Dataset entries
+++

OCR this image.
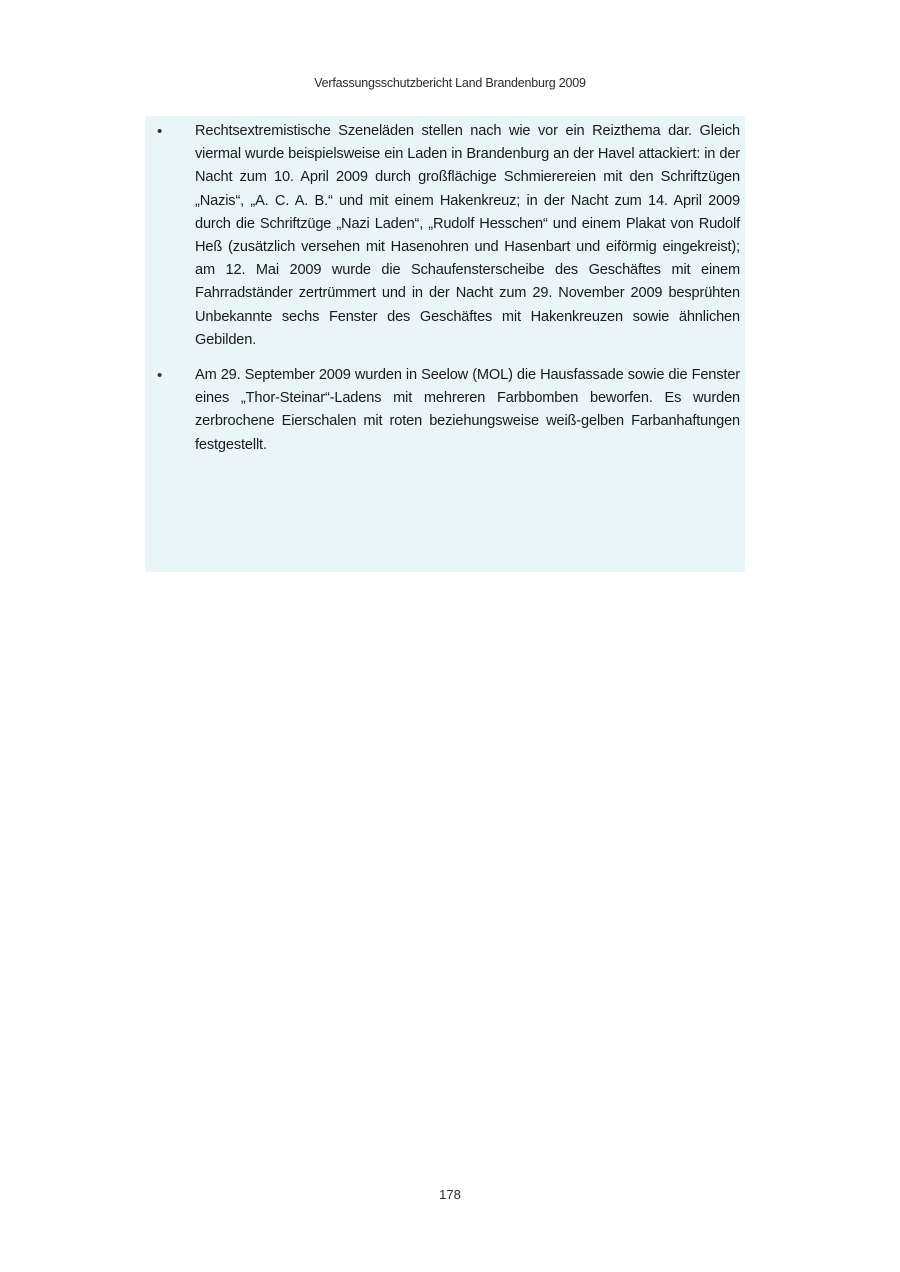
Verfassungsschutzbericht Land Brandenburg 2009
• Rechtsextremistische Szeneläden stellen nach wie vor ein Reizthema dar. Gleich viermal wurde beispielsweise ein Laden in Brandenburg an der Havel attackiert: in der Nacht zum 10. April 2009 durch großflächige Schmierereien mit den Schriftzügen „Nazis“, „A. C. A. B.“ und mit einem Hakenkreuz; in der Nacht zum 14. April 2009 durch die Schriftzüge „Nazi Laden“, „Rudolf Hesschen“ und einem Plakat von Rudolf Heß (zusätzlich versehen mit Hasenohren und Hasenbart und eiförmig eingekreist); am 12. Mai 2009 wurde die Schaufensterscheibe des Geschäftes mit einem Fahrradständer zertrümmert und in der Nacht zum 29. November 2009 besprühten Unbekannte sechs Fenster des Geschäftes mit Hakenkreuzen sowie ähnlichen Gebilden.
• Am 29. September 2009 wurden in Seelow (MOL) die Hausfassade sowie die Fenster eines „Thor-Steinar“-Ladens mit mehreren Farbbomben beworfen. Es wurden zerbrochene Eierschalen mit roten beziehungsweise weiß-gelben Farbanhaftungen festgestellt.
178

+++

Transcribe all of the material exactly, leaving out whatever pictures it contains.

OCR this image.
Verfassungsschutzbericht Land Brandenburg 2009
• Rechtsextremistische Szeneläden stellen nach wie vor ein Reizthema dar. Gleich viermal wurde beispielsweise ein Laden in Brandenburg an der Havel attackiert: in der Nacht zum 10. April 2009 durch großflächige Schmierereien mit den Schriftzügen „Nazis“, „A. C. A. B.“ und mit einem Hakenkreuz; in der Nacht zum 14. April 2009 durch die Schriftzüge „Nazi Laden“, „Rudolf Hesschen“ und einem Plakat von Rudolf Heß (zusätzlich versehen mit Hasenohren und Hasenbart und eiförmig eingekreist); am 12. Mai 2009 wurde die Schaufensterscheibe des Geschäftes mit einem Fahrradständer zertrümmert und in der Nacht zum 29. November 2009 besprühten Unbekannte sechs Fenster des Geschäftes mit Hakenkreuzen sowie ähnlichen Gebilden.
• Am 29. September 2009 wurden in Seelow (MOL) die Hausfassade sowie die Fenster eines „Thor-Steinar“-Ladens mit mehreren Farbbomben beworfen. Es wurden zerbrochene Eierschalen mit roten beziehungsweise weiß-gelben Farbanhaftungen festgestellt.
178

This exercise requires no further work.